* **Aim**:
Copy down every line where the string "저학년의" shows up.
=====
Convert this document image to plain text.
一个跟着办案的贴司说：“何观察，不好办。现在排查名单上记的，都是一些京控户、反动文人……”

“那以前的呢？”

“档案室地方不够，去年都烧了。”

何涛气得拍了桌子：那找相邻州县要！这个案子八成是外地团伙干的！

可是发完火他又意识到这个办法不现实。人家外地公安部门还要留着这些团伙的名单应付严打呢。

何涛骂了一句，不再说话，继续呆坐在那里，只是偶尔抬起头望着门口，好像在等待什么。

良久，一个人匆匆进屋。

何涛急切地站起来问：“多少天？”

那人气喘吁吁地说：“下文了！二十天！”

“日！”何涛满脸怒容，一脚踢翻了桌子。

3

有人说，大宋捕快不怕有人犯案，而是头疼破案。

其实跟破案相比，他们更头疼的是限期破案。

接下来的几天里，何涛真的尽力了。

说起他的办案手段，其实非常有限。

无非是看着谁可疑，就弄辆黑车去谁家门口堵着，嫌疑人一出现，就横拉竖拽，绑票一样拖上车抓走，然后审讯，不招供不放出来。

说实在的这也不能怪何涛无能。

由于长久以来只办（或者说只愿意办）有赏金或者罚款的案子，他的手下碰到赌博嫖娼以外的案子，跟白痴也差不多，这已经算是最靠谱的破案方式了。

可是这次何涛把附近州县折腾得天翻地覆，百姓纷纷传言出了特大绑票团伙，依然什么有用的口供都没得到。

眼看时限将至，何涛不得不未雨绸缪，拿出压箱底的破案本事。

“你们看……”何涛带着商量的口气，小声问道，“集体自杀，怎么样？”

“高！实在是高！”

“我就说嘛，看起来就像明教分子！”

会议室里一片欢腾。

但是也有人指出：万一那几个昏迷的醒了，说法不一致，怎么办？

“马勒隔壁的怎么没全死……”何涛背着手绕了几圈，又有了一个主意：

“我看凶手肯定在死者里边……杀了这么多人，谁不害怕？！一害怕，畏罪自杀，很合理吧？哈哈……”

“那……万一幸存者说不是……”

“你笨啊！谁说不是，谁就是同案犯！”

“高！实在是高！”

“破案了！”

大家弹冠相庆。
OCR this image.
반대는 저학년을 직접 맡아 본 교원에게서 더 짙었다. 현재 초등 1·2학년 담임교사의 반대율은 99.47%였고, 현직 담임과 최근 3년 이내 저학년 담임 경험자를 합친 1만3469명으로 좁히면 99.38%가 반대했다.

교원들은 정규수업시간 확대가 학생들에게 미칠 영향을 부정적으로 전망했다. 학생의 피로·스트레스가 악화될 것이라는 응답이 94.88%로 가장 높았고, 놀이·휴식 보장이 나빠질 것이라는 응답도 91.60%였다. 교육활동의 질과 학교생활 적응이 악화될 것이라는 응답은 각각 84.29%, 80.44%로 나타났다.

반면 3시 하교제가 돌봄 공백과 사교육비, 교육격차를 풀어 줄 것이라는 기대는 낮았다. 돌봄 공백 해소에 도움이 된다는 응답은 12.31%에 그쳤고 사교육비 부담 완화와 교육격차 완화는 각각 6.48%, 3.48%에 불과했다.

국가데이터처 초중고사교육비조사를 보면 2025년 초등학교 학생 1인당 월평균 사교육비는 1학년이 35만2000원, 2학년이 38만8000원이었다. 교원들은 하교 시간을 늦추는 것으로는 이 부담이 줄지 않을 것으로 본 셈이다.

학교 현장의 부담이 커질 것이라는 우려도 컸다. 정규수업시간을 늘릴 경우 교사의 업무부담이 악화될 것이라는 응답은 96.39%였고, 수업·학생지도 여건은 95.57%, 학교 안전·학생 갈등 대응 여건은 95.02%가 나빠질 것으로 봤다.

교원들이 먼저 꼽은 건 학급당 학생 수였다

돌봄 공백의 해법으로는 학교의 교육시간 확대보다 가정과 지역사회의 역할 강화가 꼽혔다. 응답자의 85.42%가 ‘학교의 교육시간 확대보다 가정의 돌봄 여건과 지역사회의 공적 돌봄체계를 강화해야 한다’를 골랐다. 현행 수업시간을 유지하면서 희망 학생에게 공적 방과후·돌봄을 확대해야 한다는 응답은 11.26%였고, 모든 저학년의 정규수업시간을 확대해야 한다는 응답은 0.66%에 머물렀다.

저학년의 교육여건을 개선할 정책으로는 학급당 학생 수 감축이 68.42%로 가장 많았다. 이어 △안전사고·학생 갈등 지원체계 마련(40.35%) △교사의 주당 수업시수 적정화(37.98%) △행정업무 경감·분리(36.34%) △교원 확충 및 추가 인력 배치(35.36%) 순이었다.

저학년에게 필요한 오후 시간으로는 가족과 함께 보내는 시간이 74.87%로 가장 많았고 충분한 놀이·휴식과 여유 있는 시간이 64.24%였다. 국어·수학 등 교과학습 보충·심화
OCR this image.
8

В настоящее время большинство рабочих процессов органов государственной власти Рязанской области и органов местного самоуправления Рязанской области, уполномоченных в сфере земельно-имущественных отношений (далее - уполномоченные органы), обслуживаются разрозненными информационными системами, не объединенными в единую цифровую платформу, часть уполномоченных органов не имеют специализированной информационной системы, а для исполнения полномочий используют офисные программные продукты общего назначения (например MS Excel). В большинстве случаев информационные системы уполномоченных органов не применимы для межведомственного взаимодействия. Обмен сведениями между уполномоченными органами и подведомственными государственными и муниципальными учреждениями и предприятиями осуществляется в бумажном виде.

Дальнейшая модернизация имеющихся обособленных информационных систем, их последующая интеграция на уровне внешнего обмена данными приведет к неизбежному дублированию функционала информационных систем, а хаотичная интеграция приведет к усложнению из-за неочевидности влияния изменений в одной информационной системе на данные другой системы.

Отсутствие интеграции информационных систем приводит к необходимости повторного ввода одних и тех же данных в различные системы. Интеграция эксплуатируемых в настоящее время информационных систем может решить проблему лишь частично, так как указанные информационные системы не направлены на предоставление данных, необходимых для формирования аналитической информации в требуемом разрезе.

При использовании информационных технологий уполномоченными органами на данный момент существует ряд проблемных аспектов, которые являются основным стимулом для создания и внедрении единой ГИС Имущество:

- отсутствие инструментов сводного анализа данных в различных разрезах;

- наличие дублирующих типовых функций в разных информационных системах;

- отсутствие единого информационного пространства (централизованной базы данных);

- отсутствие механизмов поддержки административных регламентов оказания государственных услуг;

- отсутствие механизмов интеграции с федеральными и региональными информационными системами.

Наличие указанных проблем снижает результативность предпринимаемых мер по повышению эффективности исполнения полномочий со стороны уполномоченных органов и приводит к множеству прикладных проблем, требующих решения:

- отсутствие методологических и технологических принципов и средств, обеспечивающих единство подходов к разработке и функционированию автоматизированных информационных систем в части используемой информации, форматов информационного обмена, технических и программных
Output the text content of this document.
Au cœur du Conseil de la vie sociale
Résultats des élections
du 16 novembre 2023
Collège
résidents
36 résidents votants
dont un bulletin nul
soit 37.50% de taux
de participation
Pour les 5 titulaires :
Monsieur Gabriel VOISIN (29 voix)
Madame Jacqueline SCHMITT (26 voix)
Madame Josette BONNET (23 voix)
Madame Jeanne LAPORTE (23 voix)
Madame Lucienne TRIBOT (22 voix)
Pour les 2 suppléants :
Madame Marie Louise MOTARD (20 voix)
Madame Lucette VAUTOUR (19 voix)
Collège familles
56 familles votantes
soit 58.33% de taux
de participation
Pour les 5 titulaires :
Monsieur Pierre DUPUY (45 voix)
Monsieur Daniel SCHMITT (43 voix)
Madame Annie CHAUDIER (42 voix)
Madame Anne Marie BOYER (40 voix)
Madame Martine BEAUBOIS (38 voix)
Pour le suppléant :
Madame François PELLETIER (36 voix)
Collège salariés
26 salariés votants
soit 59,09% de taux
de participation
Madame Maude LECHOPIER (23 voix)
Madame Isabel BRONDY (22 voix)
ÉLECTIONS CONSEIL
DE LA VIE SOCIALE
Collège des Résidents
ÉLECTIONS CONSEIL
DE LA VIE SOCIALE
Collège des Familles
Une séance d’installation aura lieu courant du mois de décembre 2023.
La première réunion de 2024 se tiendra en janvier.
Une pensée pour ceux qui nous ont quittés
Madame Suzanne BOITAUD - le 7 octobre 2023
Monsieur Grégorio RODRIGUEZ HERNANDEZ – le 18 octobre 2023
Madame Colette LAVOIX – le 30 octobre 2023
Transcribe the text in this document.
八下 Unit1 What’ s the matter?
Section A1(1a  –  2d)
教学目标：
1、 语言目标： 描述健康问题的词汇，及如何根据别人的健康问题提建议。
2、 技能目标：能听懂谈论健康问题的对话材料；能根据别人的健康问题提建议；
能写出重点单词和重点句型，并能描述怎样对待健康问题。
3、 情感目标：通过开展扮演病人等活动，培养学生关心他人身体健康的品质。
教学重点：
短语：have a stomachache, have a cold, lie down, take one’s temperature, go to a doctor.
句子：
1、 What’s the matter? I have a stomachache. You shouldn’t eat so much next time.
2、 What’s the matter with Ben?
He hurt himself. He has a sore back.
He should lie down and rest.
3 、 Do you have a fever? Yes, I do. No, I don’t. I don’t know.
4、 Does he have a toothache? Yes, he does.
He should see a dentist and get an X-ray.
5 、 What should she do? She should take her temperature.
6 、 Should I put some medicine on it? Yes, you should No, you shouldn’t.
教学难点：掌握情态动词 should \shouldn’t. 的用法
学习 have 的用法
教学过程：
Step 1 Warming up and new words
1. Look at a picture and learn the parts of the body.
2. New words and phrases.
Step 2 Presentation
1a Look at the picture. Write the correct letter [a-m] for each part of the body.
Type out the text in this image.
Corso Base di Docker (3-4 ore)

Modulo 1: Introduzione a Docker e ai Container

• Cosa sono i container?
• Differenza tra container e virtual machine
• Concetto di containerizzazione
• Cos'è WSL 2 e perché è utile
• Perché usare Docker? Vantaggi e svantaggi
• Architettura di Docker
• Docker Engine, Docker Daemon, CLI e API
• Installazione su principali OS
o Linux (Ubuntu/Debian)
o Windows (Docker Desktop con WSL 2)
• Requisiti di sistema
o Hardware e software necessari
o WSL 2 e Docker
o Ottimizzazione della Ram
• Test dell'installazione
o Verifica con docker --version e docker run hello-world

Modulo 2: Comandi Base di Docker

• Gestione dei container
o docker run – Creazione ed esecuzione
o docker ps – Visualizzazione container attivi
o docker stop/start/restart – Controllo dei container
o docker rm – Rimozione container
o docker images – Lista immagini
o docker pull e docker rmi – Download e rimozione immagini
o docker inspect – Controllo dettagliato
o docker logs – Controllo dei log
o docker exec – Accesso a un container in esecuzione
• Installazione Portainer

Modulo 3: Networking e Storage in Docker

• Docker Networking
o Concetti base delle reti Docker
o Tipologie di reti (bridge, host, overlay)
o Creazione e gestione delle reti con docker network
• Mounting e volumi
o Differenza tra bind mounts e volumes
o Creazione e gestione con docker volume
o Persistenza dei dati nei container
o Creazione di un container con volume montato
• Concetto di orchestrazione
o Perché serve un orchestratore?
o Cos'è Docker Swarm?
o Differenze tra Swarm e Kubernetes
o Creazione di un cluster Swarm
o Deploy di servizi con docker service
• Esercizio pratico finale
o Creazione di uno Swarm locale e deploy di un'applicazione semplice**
=====
* **Written response**:
돌봄 공백의 해법으로는 학교의 교육시간 확대보다 가정과 지역사회의 역할 강화가 꼽혔다. 응답자의 85.42%가 ‘학교의 교육시간 확대보다 가정의 돌봄 여건과 지역사회의 공적 돌봄체계를 강화해야 한다’를 골랐다. 현행 수업시간을 유지하면서 희망 학생에게 공적 방과후·돌봄을 확대해야 한다는 응답은 11.26%였고, 모든 저학년의 정규수업시간을 확대해야 한다는 응답은 0.66%에 머물렀다.
저학년의 교육여건을 개선할 정책으로는 학급당 학생 수 감축이 68.42%로 가장 많았다. 이어 △안전사고·학생 갈등 지원체계 마련(40.35%) △교사의 주당 수업시수 적정화(37.98%) △행정업무 경감·분리(36.34%) △교원 확충 및 추가 인력 배치(35.36%) 순이었다.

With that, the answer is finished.